Exercise description: Quote every line as written. Omit pictures.

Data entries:
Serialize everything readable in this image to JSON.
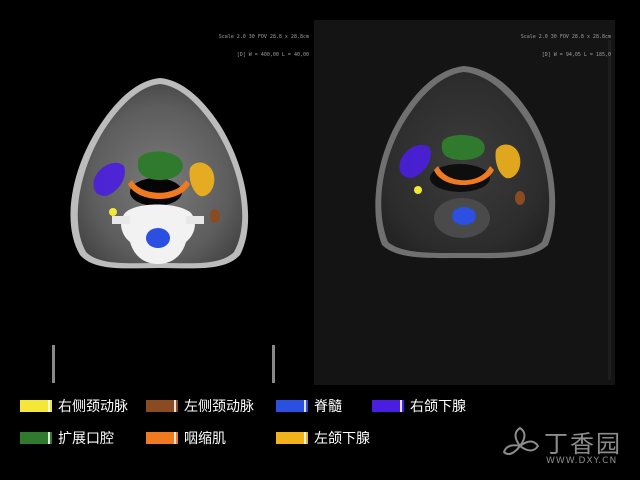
{
  "panels": {
    "ct": {
      "header_lines": [
        "Scale 2.0 30 FOV 28.8 x 28.8cm",
        "[D] W = 400,00 L = 40,00"
      ],
      "footer_lines": [
        "",
        "",
        ""
      ]
    },
    "mr": {
      "header_lines": [
        "Scale 2.0 30 FOV 28.8 x 28.8cm",
        "[D] W = 94,05 L = 185,0"
      ],
      "footer_lines": [
        "",
        "",
        ""
      ]
    }
  },
  "colors": {
    "right_carotid": "#f5e63a",
    "left_carotid": "#8a4a22",
    "spinal_cord": "#2b4fe0",
    "right_submandibular": "#4a1ee0",
    "dilated_oral_cavity": "#2f7a2c",
    "constrictor_muscle": "#f07a20",
    "left_submandibular": "#f2b21c"
  },
  "legend": [
    {
      "label": "右侧颈动脉",
      "color_key": "right_carotid"
    },
    {
      "label": "左侧颈动脉",
      "color_key": "left_carotid"
    },
    {
      "label": "脊髓",
      "color_key": "spinal_cord"
    },
    {
      "label": "右颌下腺",
      "color_key": "right_submandibular"
    },
    {
      "label": "扩展口腔",
      "color_key": "dilated_oral_cavity"
    },
    {
      "label": "咽缩肌",
      "color_key": "constrictor_muscle"
    },
    {
      "label": "左颌下腺",
      "color_key": "left_submandibular"
    }
  ],
  "watermark": {
    "brand": "丁香园",
    "url": "WWW.DXY.CN"
  }
}
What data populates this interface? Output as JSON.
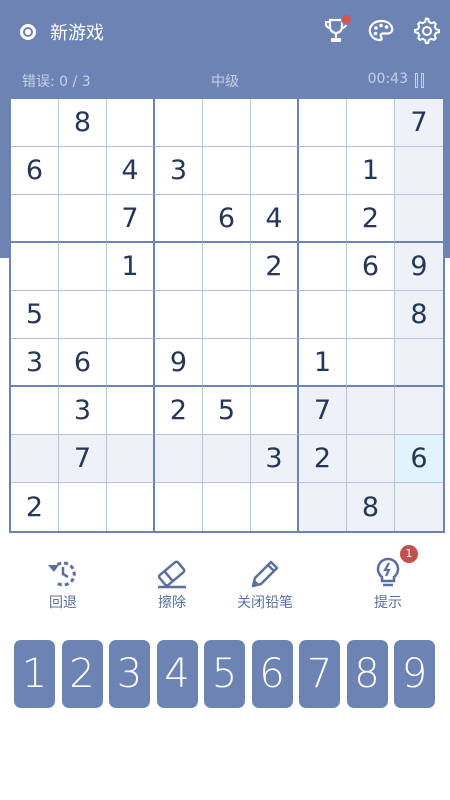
{
  "header": {
    "new_game_label": "新游戏",
    "icons": [
      "radio-icon",
      "trophy-icon",
      "palette-icon",
      "gear-icon"
    ]
  },
  "status": {
    "errors": "错误: 0 / 3",
    "level": "中级",
    "timer": "00:43"
  },
  "board": {
    "rows": [
      [
        "",
        "8",
        "",
        "",
        "",
        "",
        "",
        "",
        "7"
      ],
      [
        "6",
        "",
        "4",
        "3",
        "",
        "",
        "",
        "1",
        ""
      ],
      [
        "",
        "",
        "7",
        "",
        "6",
        "4",
        "",
        "2",
        ""
      ],
      [
        "",
        "",
        "1",
        "",
        "",
        "2",
        "",
        "6",
        "9"
      ],
      [
        "5",
        "",
        "",
        "",
        "",
        "",
        "",
        "",
        "8"
      ],
      [
        "3",
        "6",
        "",
        "9",
        "",
        "",
        "1",
        "",
        ""
      ],
      [
        "",
        "3",
        "",
        "2",
        "5",
        "",
        "7",
        "",
        ""
      ],
      [
        "",
        "7",
        "",
        "",
        "",
        "3",
        "2",
        "",
        "6"
      ],
      [
        "2",
        "",
        "",
        "",
        "",
        "",
        "",
        "8",
        ""
      ]
    ],
    "selected_cell": {
      "row": 7,
      "col": 8
    },
    "colors": {
      "highlight": "#eef1f7",
      "selected": "#e3f3fb",
      "digit": "#263657"
    }
  },
  "tools": {
    "undo_label": "回退",
    "erase_label": "擦除",
    "pencil_label": "关闭铅笔",
    "hint_label": "提示",
    "hint_badge": "1"
  },
  "numpad": {
    "keys": [
      "1",
      "2",
      "3",
      "4",
      "5",
      "6",
      "7",
      "8",
      "9"
    ]
  },
  "theme": {
    "accent": "#6d83b3",
    "badge_red": "#c2504b"
  }
}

Task response:
Serialize everything readable in this image to JSON.
{
  "panels": {
    "ct": {
      "header_lines": [
        "Scale 2.0 30 FOV 28.8 x 28.8cm",
        "[D] W = 400,00 L = 40,00"
      ],
      "footer_lines": [
        "",
        "",
        ""
      ]
    },
    "mr": {
      "header_lines": [
        "Scale 2.0 30 FOV 28.8 x 28.8cm",
        "[D] W = 94,05 L = 185,0"
      ],
      "footer_lines": [
        "",
        "",
        ""
      ]
    }
  },
  "colors": {
    "right_carotid": "#f5e63a",
    "left_carotid": "#8a4a22",
    "spinal_cord": "#2b4fe0",
    "right_submandibular": "#4a1ee0",
    "dilated_oral_cavity": "#2f7a2c",
    "constrictor_muscle": "#f07a20",
    "left_submandibular": "#f2b21c"
  },
  "legend": [
    {
      "label": "右侧颈动脉",
      "color_key": "right_carotid"
    },
    {
      "label": "左侧颈动脉",
      "color_key": "left_carotid"
    },
    {
      "label": "脊髓",
      "color_key": "spinal_cord"
    },
    {
      "label": "右颌下腺",
      "color_key": "right_submandibular"
    },
    {
      "label": "扩展口腔",
      "color_key": "dilated_oral_cavity"
    },
    {
      "label": "咽缩肌",
      "color_key": "constrictor_muscle"
    },
    {
      "label": "左颌下腺",
      "color_key": "left_submandibular"
    }
  ],
  "watermark": {
    "brand": "丁香园",
    "url": "WWW.DXY.CN"
  }
}
What data populates this interface? Output as JSON.
{
  "header": {
    "new_game_label": "新游戏",
    "icons": [
      "radio-icon",
      "trophy-icon",
      "palette-icon",
      "gear-icon"
    ]
  },
  "status": {
    "errors": "错误: 0 / 3",
    "level": "中级",
    "timer": "00:43"
  },
  "board": {
    "rows": [
      [
        "",
        "8",
        "",
        "",
        "",
        "",
        "",
        "",
        "7"
      ],
      [
        "6",
        "",
        "4",
        "3",
        "",
        "",
        "",
        "1",
        ""
      ],
      [
        "",
        "",
        "7",
        "",
        "6",
        "4",
        "",
        "2",
        ""
      ],
      [
        "",
        "",
        "1",
        "",
        "",
        "2",
        "",
        "6",
        "9"
      ],
      [
        "5",
        "",
        "",
        "",
        "",
        "",
        "",
        "",
        "8"
      ],
      [
        "3",
        "6",
        "",
        "9",
        "",
        "",
        "1",
        "",
        ""
      ],
      [
        "",
        "3",
        "",
        "2",
        "5",
        "",
        "7",
        "",
        ""
      ],
      [
        "",
        "7",
        "",
        "",
        "",
        "3",
        "2",
        "",
        "6"
      ],
      [
        "2",
        "",
        "",
        "",
        "",
        "",
        "",
        "8",
        ""
      ]
    ],
    "selected_cell": {
      "row": 7,
      "col": 8
    },
    "colors": {
      "highlight": "#eef1f7",
      "selected": "#e3f3fb",
      "digit": "#263657"
    }
  },
  "tools": {
    "undo_label": "回退",
    "erase_label": "擦除",
    "pencil_label": "关闭铅笔",
    "hint_label": "提示",
    "hint_badge": "1"
  },
  "numpad": {
    "keys": [
      "1",
      "2",
      "3",
      "4",
      "5",
      "6",
      "7",
      "8",
      "9"
    ]
  },
  "theme": {
    "accent": "#6d83b3",
    "badge_red": "#c2504b"
  }
}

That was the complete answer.